* REQUIRED TASK *
Rewrite these lines with every "data-point" changed to "marker" and everything else left as it is. Omit the picture from your answer.
— START SOURCE RECORDS —
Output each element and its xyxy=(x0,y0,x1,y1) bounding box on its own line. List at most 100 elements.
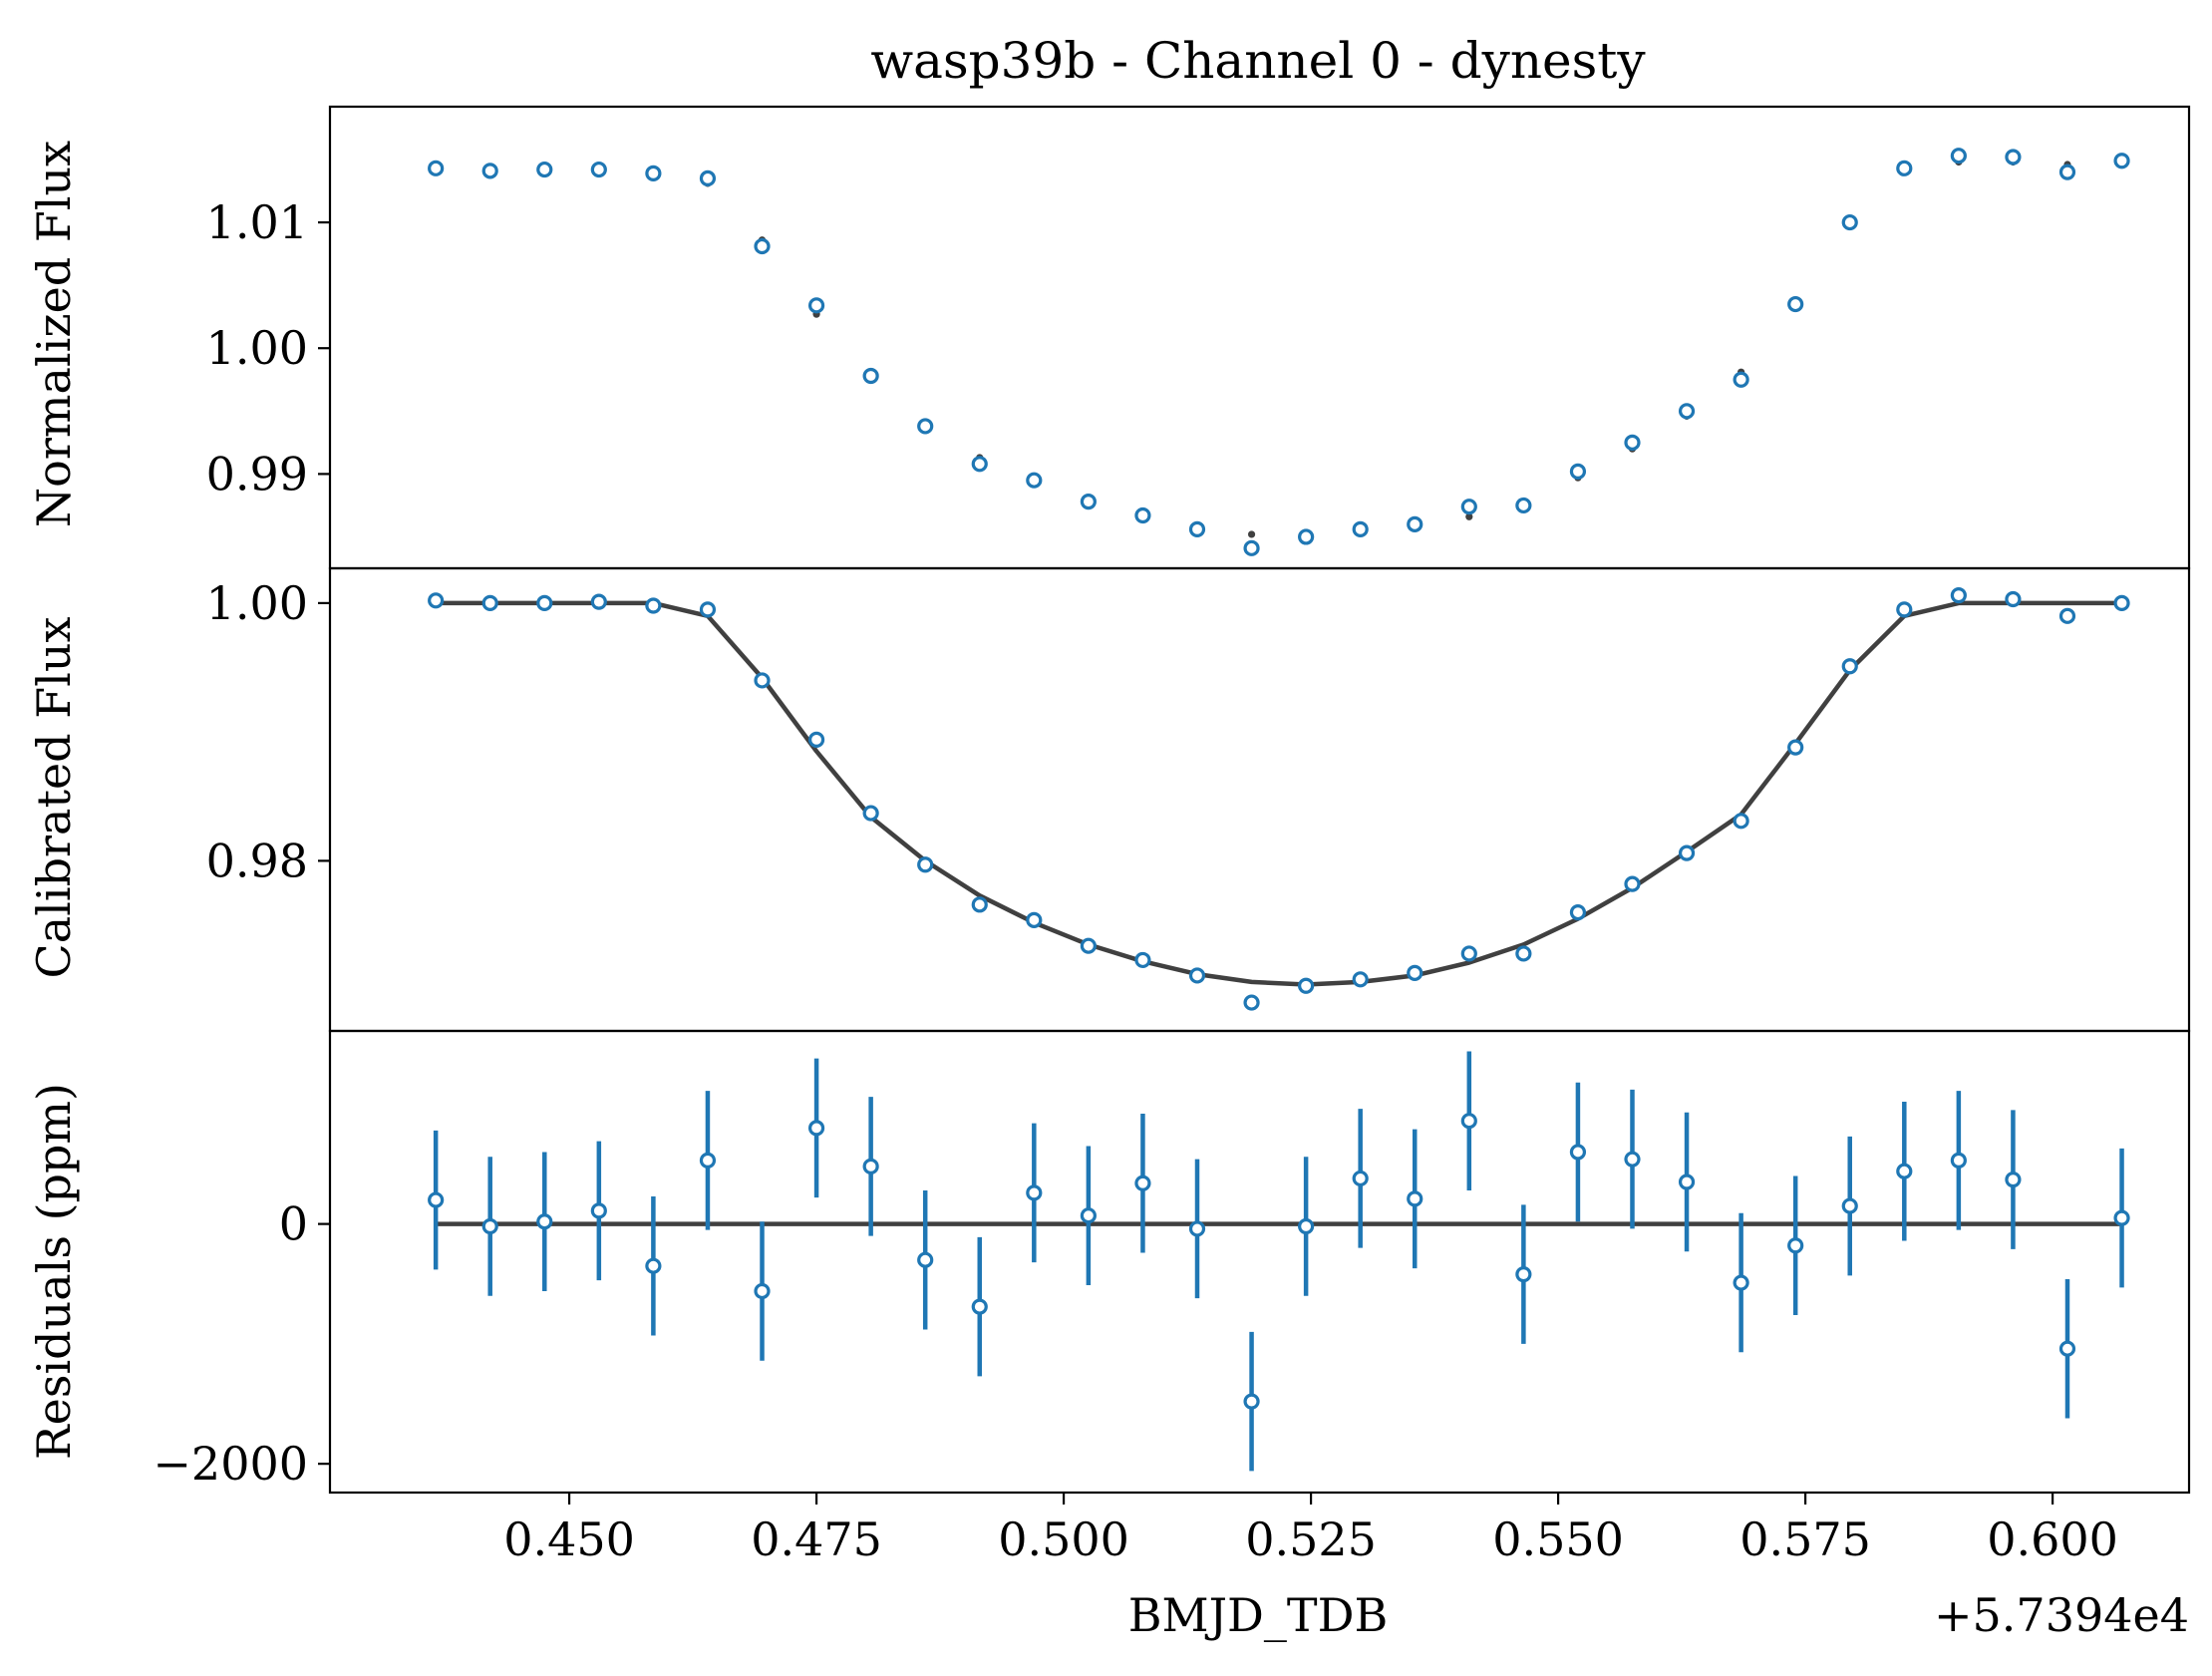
data-point xyxy=(1733,813,1749,830)
data-point xyxy=(1569,1144,1587,1161)
data-point xyxy=(590,161,607,178)
data-point xyxy=(1407,1190,1423,1207)
data-point xyxy=(428,160,445,176)
data-point xyxy=(1407,515,1423,532)
data-point xyxy=(590,1202,607,1219)
data-point xyxy=(699,601,717,618)
data-point xyxy=(536,1213,553,1230)
data-point xyxy=(481,1217,498,1235)
data-point xyxy=(428,1191,445,1208)
data-point xyxy=(1787,1237,1804,1254)
data-point xyxy=(2113,153,2130,169)
x-tick-label: 0.600 xyxy=(1987,1512,2118,1566)
data-point xyxy=(1950,148,1967,165)
data-point xyxy=(1896,160,1913,176)
model-point xyxy=(1247,530,1256,538)
data-point xyxy=(1026,472,1043,489)
panel-normalized-flux: 0.99 1.00 1.01 xyxy=(206,105,2191,570)
x-axis-label: BMJD_TDB xyxy=(1128,1588,1389,1642)
data-point xyxy=(807,297,825,314)
data-point xyxy=(2113,594,2130,611)
data-point xyxy=(1460,945,1477,962)
data-point xyxy=(699,169,717,187)
data-point xyxy=(1298,528,1315,545)
data-point xyxy=(917,418,934,435)
data-point xyxy=(1733,371,1749,388)
x-tick-label: 0.550 xyxy=(1492,1512,1624,1566)
x-tick-label: 0.575 xyxy=(1739,1512,1871,1566)
data-point xyxy=(754,1282,771,1300)
data-point xyxy=(1243,994,1260,1011)
x-tick-label: 0.475 xyxy=(751,1512,882,1566)
y-axis-label-residuals: Residuals (ppm) xyxy=(27,1083,81,1460)
y-tick-label: 1.00 xyxy=(206,576,308,630)
data-point xyxy=(645,165,662,181)
data-point xyxy=(1188,967,1206,984)
data-point xyxy=(1243,1393,1260,1410)
data-point xyxy=(1678,1173,1696,1190)
data-point xyxy=(1243,539,1260,556)
data-point xyxy=(1188,1220,1206,1237)
panel-frame xyxy=(328,1029,2191,1495)
panel-frame xyxy=(328,566,2191,1033)
data-point xyxy=(1407,964,1423,981)
data-point xyxy=(807,731,825,748)
data-point xyxy=(481,163,498,179)
y-tick-label: 1.01 xyxy=(206,195,308,249)
data-point xyxy=(536,594,553,611)
data-point xyxy=(1460,1113,1477,1130)
data-point xyxy=(1841,658,1858,675)
data-point xyxy=(1515,945,1532,962)
data-point xyxy=(1678,844,1696,861)
data-point xyxy=(1515,1266,1532,1283)
data-point xyxy=(699,1152,717,1169)
data-point xyxy=(971,456,988,473)
y-tick-label: 0.99 xyxy=(206,447,308,501)
data-point xyxy=(807,1120,825,1137)
model-line xyxy=(436,600,2122,987)
data-point xyxy=(2058,1340,2076,1357)
data-point xyxy=(1298,977,1315,994)
data-point xyxy=(1624,1151,1641,1168)
data-point xyxy=(1569,903,1587,921)
data-point xyxy=(1787,739,1804,756)
data-point xyxy=(1733,1274,1749,1291)
data-point xyxy=(1787,295,1804,313)
x-tick-label: 0.500 xyxy=(998,1512,1129,1566)
model-point xyxy=(1465,512,1473,520)
chart-title: wasp39b - Channel 0 - dynesty xyxy=(870,32,1646,90)
data-point xyxy=(1026,911,1043,928)
data-point xyxy=(2113,1209,2130,1226)
x-tick-label: 0.525 xyxy=(1245,1512,1377,1566)
data-point xyxy=(971,896,988,913)
data-point xyxy=(1134,1174,1151,1191)
data-point xyxy=(862,1158,879,1174)
data-point xyxy=(1188,520,1206,537)
data-point xyxy=(754,672,771,689)
y-tick-label: 0 xyxy=(279,1197,308,1251)
data-point xyxy=(1950,1152,1967,1169)
x-tick-label: 0.450 xyxy=(503,1512,635,1566)
data-point xyxy=(428,592,445,609)
data-point xyxy=(1298,1217,1315,1235)
data-point xyxy=(1841,1197,1858,1214)
data-point xyxy=(481,594,498,611)
data-point xyxy=(2058,607,2076,624)
data-point xyxy=(917,1251,934,1268)
data-point xyxy=(1624,875,1641,892)
data-point xyxy=(1080,1207,1097,1224)
data-point xyxy=(2058,164,2076,180)
data-point xyxy=(1134,951,1151,969)
data-point xyxy=(1460,499,1477,515)
x-axis-offset-label: +5.7394e4 xyxy=(1934,1588,2189,1642)
data-point xyxy=(1352,520,1369,537)
data-point xyxy=(862,367,879,385)
data-point xyxy=(645,1257,662,1274)
y-axis-label-calibrated-flux: Calibrated Flux xyxy=(27,617,81,979)
data-point xyxy=(1352,1170,1369,1187)
data-point xyxy=(536,161,553,178)
data-point xyxy=(590,593,607,610)
data-point xyxy=(862,805,879,822)
y-axis-label-normalized-flux: Normalized Flux xyxy=(27,141,81,527)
— END SOURCE RECORDS —
* RESPONSE TO THIS TASK *
Output each element and its xyxy=(x0,y0,x1,y1) bounding box on its own line. List at most 100 elements.
marker xyxy=(1733,813,1749,830)
marker xyxy=(1569,1144,1587,1161)
marker xyxy=(590,161,607,178)
marker xyxy=(1407,1190,1423,1207)
marker xyxy=(428,160,445,176)
marker xyxy=(1407,515,1423,532)
marker xyxy=(590,1202,607,1219)
marker xyxy=(699,601,717,618)
marker xyxy=(536,1213,553,1230)
marker xyxy=(481,1217,498,1235)
marker xyxy=(428,1191,445,1208)
marker xyxy=(1787,1237,1804,1254)
marker xyxy=(2113,153,2130,169)
x-tick-label: 0.600 xyxy=(1987,1512,2118,1566)
marker xyxy=(1950,148,1967,165)
marker xyxy=(1896,160,1913,176)
model-point xyxy=(1247,530,1256,538)
marker xyxy=(1026,472,1043,489)
panel-normalized-flux: 0.99 1.00 1.01 xyxy=(206,105,2191,570)
x-axis-label: BMJD_TDB xyxy=(1128,1588,1389,1642)
marker xyxy=(807,297,825,314)
marker xyxy=(2113,594,2130,611)
marker xyxy=(1460,945,1477,962)
marker xyxy=(699,169,717,187)
marker xyxy=(1298,528,1315,545)
marker xyxy=(917,418,934,435)
marker xyxy=(1733,371,1749,388)
x-tick-label: 0.550 xyxy=(1492,1512,1624,1566)
x-tick-label: 0.575 xyxy=(1739,1512,1871,1566)
marker xyxy=(754,1282,771,1300)
marker xyxy=(1243,994,1260,1011)
x-tick-label: 0.475 xyxy=(751,1512,882,1566)
y-axis-label-residuals: Residuals (ppm) xyxy=(27,1083,81,1460)
y-tick-label: 1.00 xyxy=(206,576,308,630)
marker xyxy=(645,165,662,181)
marker xyxy=(1188,967,1206,984)
marker xyxy=(1243,1393,1260,1410)
marker xyxy=(1678,1173,1696,1190)
marker xyxy=(1243,539,1260,556)
marker xyxy=(1188,1220,1206,1237)
panel-frame xyxy=(328,1029,2191,1495)
panel-frame xyxy=(328,566,2191,1033)
marker xyxy=(1407,964,1423,981)
marker xyxy=(807,731,825,748)
marker xyxy=(481,163,498,179)
y-tick-label: 1.01 xyxy=(206,195,308,249)
marker xyxy=(536,594,553,611)
marker xyxy=(1460,1113,1477,1130)
marker xyxy=(1841,658,1858,675)
marker xyxy=(1515,945,1532,962)
marker xyxy=(1678,844,1696,861)
marker xyxy=(1515,1266,1532,1283)
marker xyxy=(699,1152,717,1169)
marker xyxy=(971,456,988,473)
y-tick-label: 0.99 xyxy=(206,447,308,501)
marker xyxy=(807,1120,825,1137)
model-line xyxy=(436,600,2122,987)
marker xyxy=(2058,1340,2076,1357)
marker xyxy=(1298,977,1315,994)
marker xyxy=(1624,1151,1641,1168)
marker xyxy=(1569,903,1587,921)
marker xyxy=(1787,739,1804,756)
marker xyxy=(1733,1274,1749,1291)
marker xyxy=(1787,295,1804,313)
x-tick-label: 0.500 xyxy=(998,1512,1129,1566)
model-point xyxy=(1465,512,1473,520)
chart-title: wasp39b - Channel 0 - dynesty xyxy=(870,32,1646,90)
marker xyxy=(1026,911,1043,928)
marker xyxy=(2113,1209,2130,1226)
x-tick-label: 0.525 xyxy=(1245,1512,1377,1566)
marker xyxy=(971,896,988,913)
marker xyxy=(1134,1174,1151,1191)
marker xyxy=(862,1158,879,1174)
marker xyxy=(1188,520,1206,537)
marker xyxy=(754,672,771,689)
y-tick-label: 0 xyxy=(279,1197,308,1251)
marker xyxy=(1950,1152,1967,1169)
x-tick-label: 0.450 xyxy=(503,1512,635,1566)
marker xyxy=(428,592,445,609)
marker xyxy=(1298,1217,1315,1235)
marker xyxy=(1841,1197,1858,1214)
marker xyxy=(481,594,498,611)
marker xyxy=(2058,607,2076,624)
marker xyxy=(917,1251,934,1268)
marker xyxy=(1624,875,1641,892)
marker xyxy=(1080,1207,1097,1224)
marker xyxy=(2058,164,2076,180)
marker xyxy=(1134,951,1151,969)
marker xyxy=(1460,499,1477,515)
x-axis-offset-label: +5.7394e4 xyxy=(1934,1588,2189,1642)
marker xyxy=(1352,520,1369,537)
marker xyxy=(862,367,879,385)
marker xyxy=(645,1257,662,1274)
y-axis-label-calibrated-flux: Calibrated Flux xyxy=(27,617,81,979)
marker xyxy=(1352,1170,1369,1187)
marker xyxy=(536,161,553,178)
marker xyxy=(590,593,607,610)
marker xyxy=(862,805,879,822)
y-axis-label-normalized-flux: Normalized Flux xyxy=(27,141,81,527)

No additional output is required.